- [TASK INSTRUCTIONS] Every line below that holds the string "JSON" should be copied out.

- [INFORMATION SUPPLIED]
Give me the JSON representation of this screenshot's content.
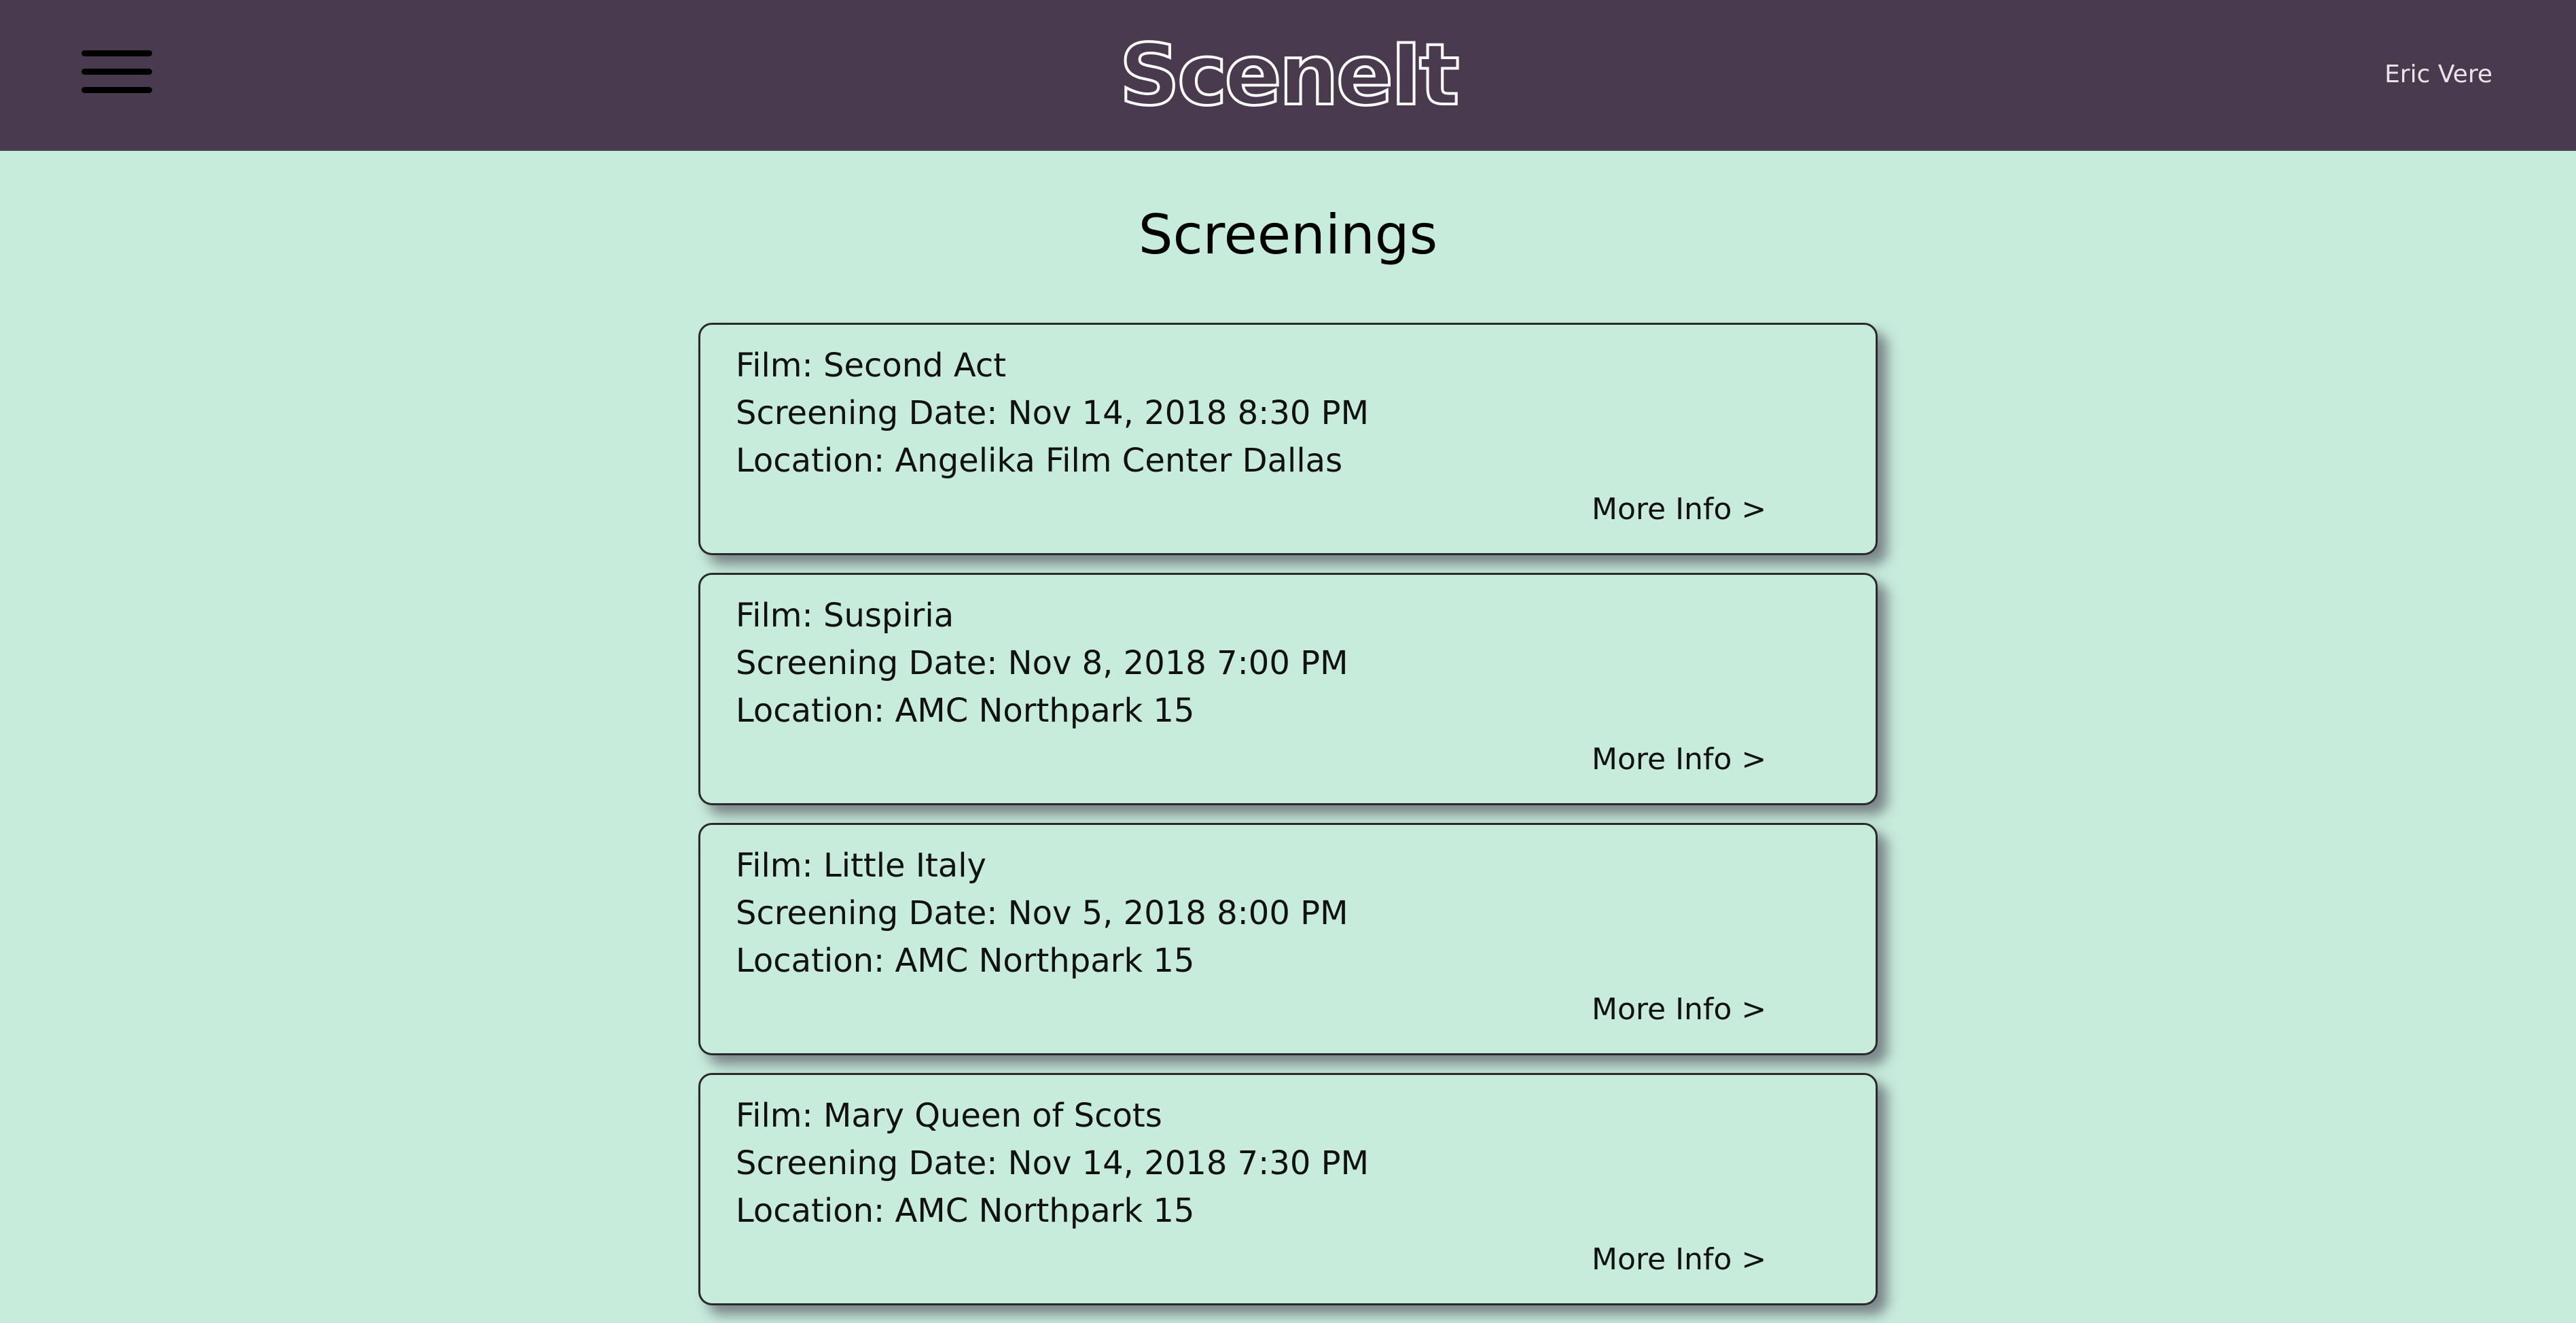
{
  "header": {
    "logo": "SceneIt",
    "user_name": "Eric Vere",
    "menu_icon": "hamburger-menu-icon"
  },
  "page": {
    "title": "Screenings"
  },
  "screenings": [
    {
      "film": "Film: Second Act",
      "date": "Screening Date: Nov 14, 2018 8:30 PM",
      "location": "Location: Angelika Film Center Dallas",
      "more": "More Info >"
    },
    {
      "film": "Film: Suspiria",
      "date": "Screening Date: Nov 8, 2018 7:00 PM",
      "location": "Location: AMC Northpark 15",
      "more": "More Info >"
    },
    {
      "film": "Film: Little Italy",
      "date": "Screening Date: Nov 5, 2018 8:00 PM",
      "location": "Location: AMC Northpark 15",
      "more": "More Info >"
    },
    {
      "film": "Film: Mary Queen of Scots",
      "date": "Screening Date: Nov 14, 2018 7:30 PM",
      "location": "Location: AMC Northpark 15",
      "more": "More Info >"
    }
  ],
  "colors": {
    "header_bg": "#4a3a4e",
    "page_bg": "#c7ecdc",
    "text": "#111111"
  }
}
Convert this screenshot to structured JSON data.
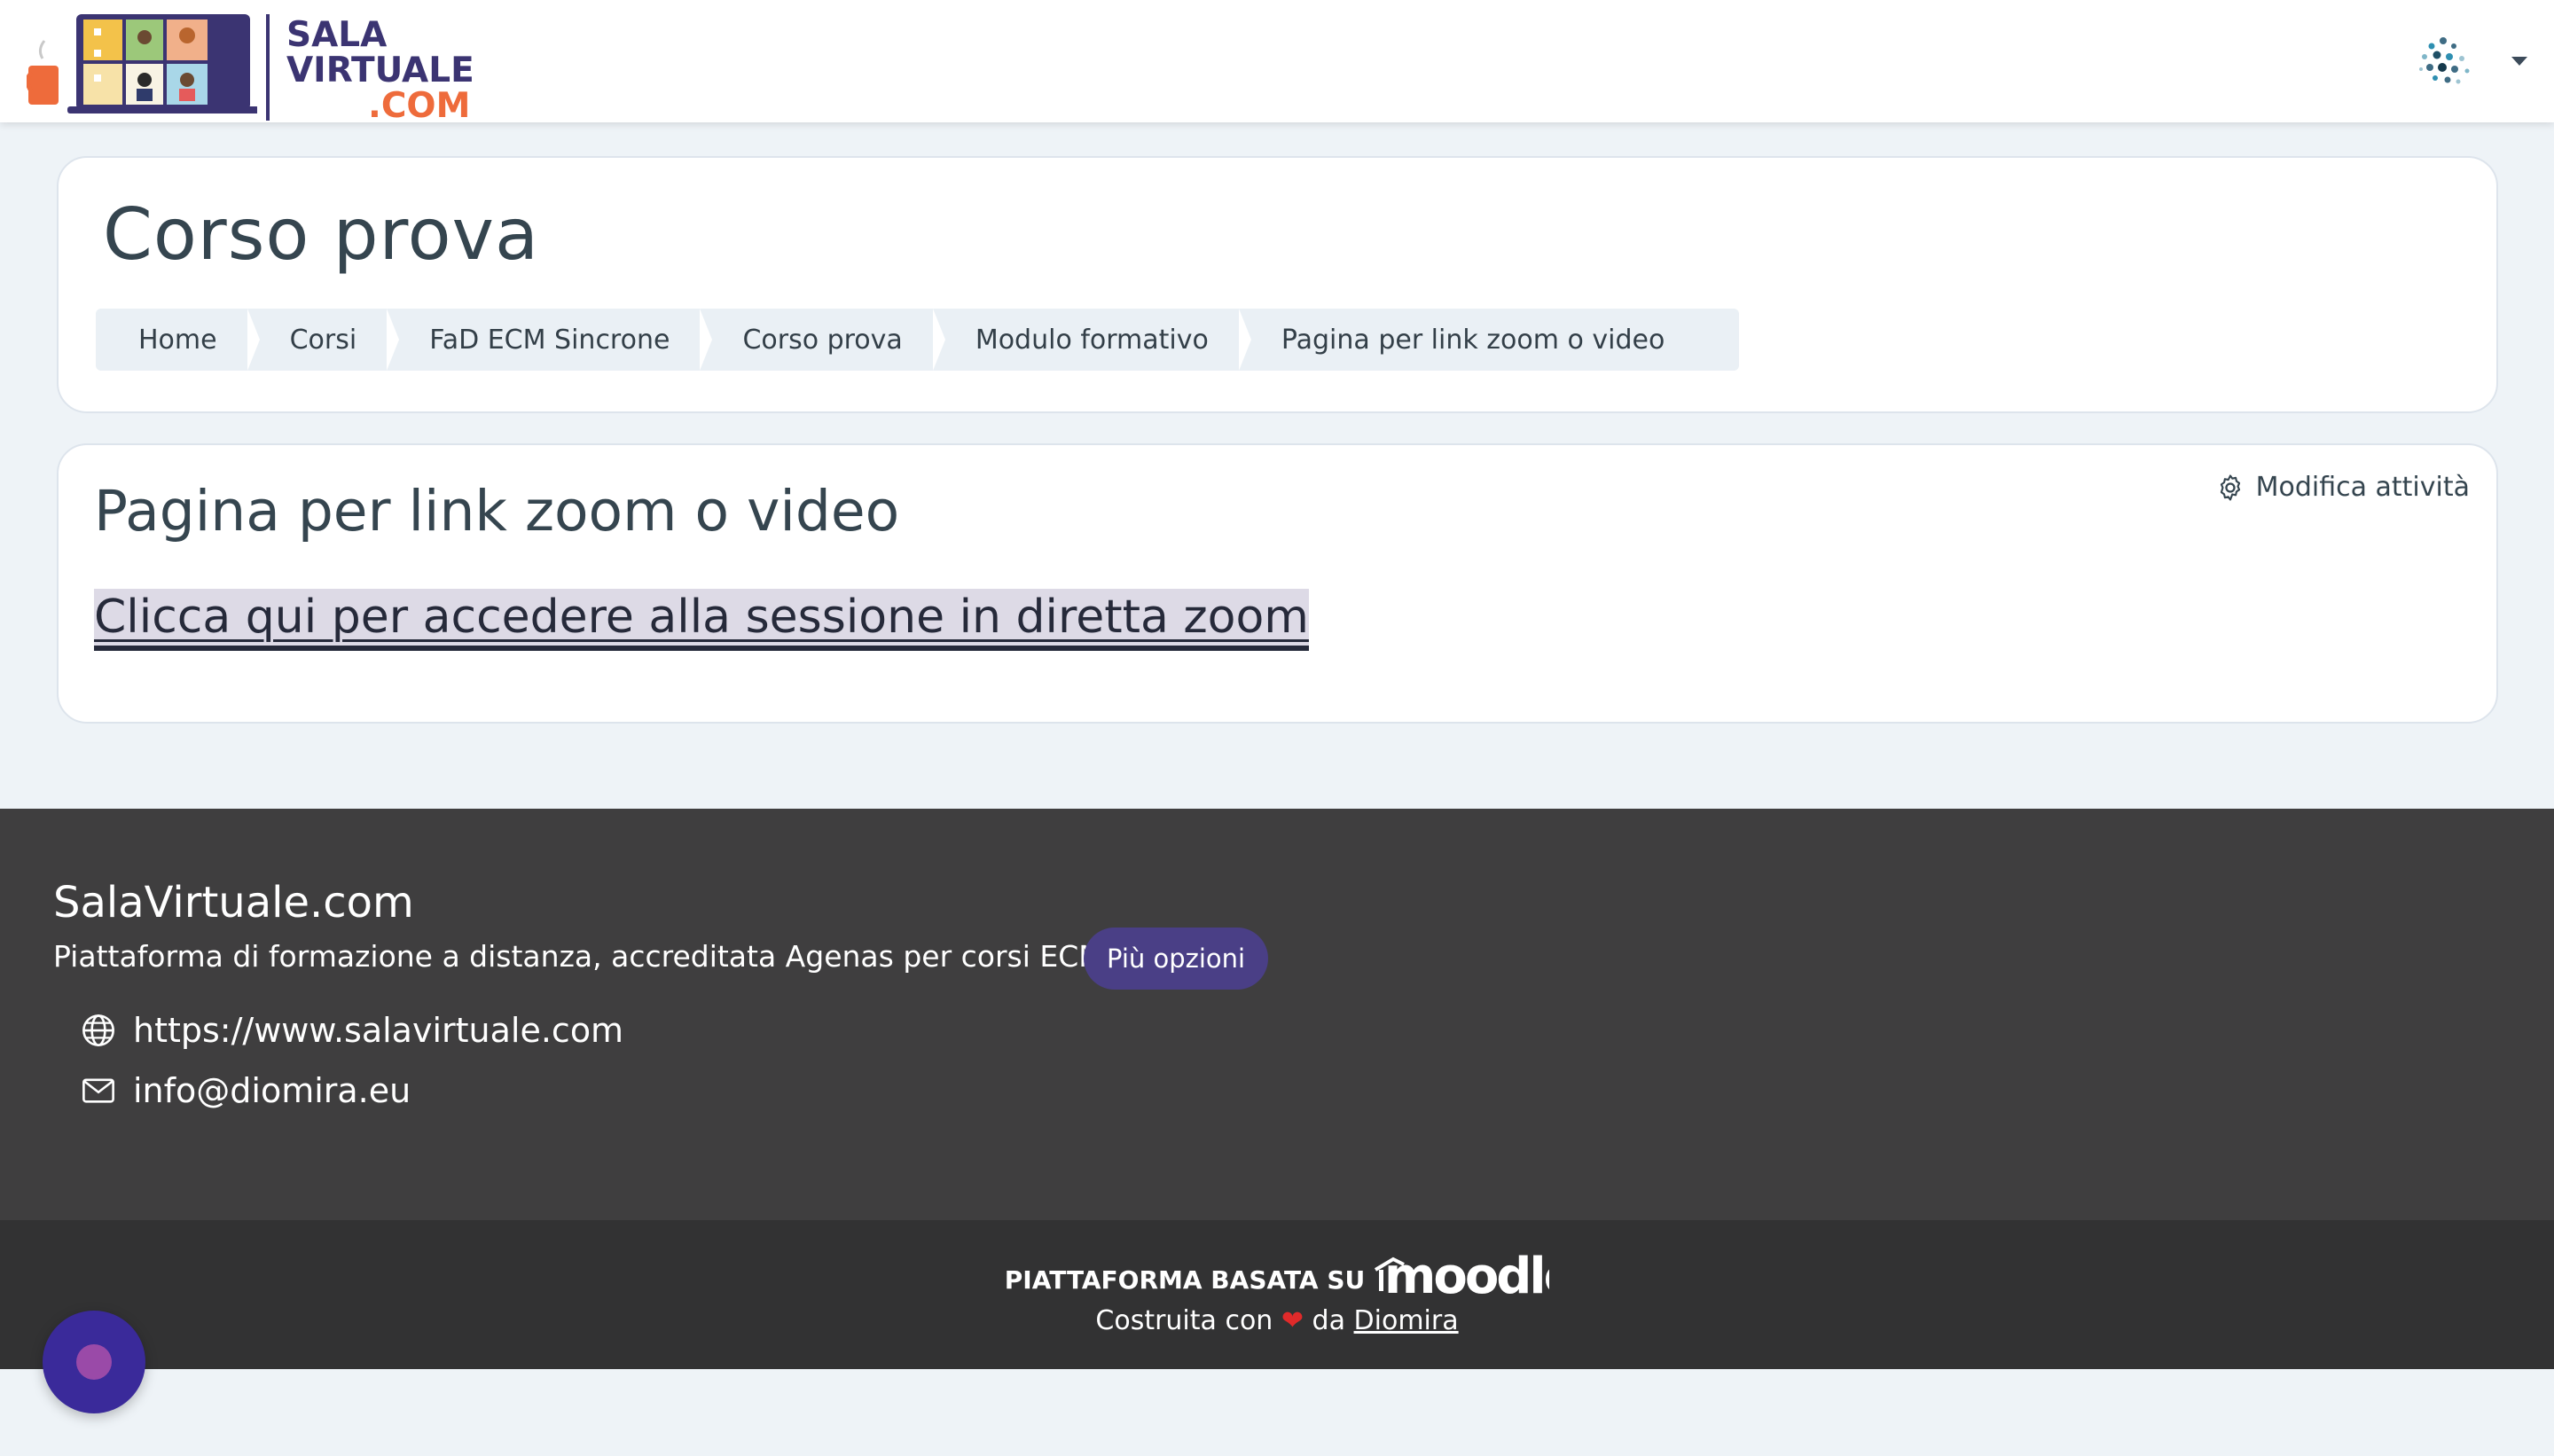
{
  "site": {
    "logo_lines": [
      "SALA",
      "VIRTUALE",
      ".COM"
    ]
  },
  "header": {
    "course_title": "Corso prova",
    "breadcrumb": [
      "Home",
      "Corsi",
      "FaD ECM Sincrone",
      "Corso prova",
      "Modulo formativo",
      "Pagina per link zoom o video"
    ]
  },
  "activity": {
    "title": "Pagina per link zoom o video",
    "edit_label": "Modifica attività",
    "link_text": "Clicca qui per accedere alla sessione in diretta zoom"
  },
  "footer": {
    "title": "SalaVirtuale.com",
    "description": "Piattaforma di formazione a distanza, accreditata Agenas per corsi ECM",
    "more_options": "Più opzioni",
    "website": "https://www.salavirtuale.com",
    "email": "info@diomira.eu",
    "powered_by": "PIATTAFORMA BASATA SU",
    "moodle_wordmark": "moodle",
    "built_with": "Costruita con",
    "built_by_prefix": "da",
    "built_by": "Diomira"
  },
  "colors": {
    "brand_purple": "#3b3472",
    "brand_orange": "#ee6b3b",
    "footer_bg": "#3f3e3f",
    "footer_bottom_bg": "#323233",
    "button_purple": "#4a3f86"
  }
}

- [EXERCISE RESULT]
Give me the JSON representation of this screenshot's content.
Convert this screenshot to structured JSON data.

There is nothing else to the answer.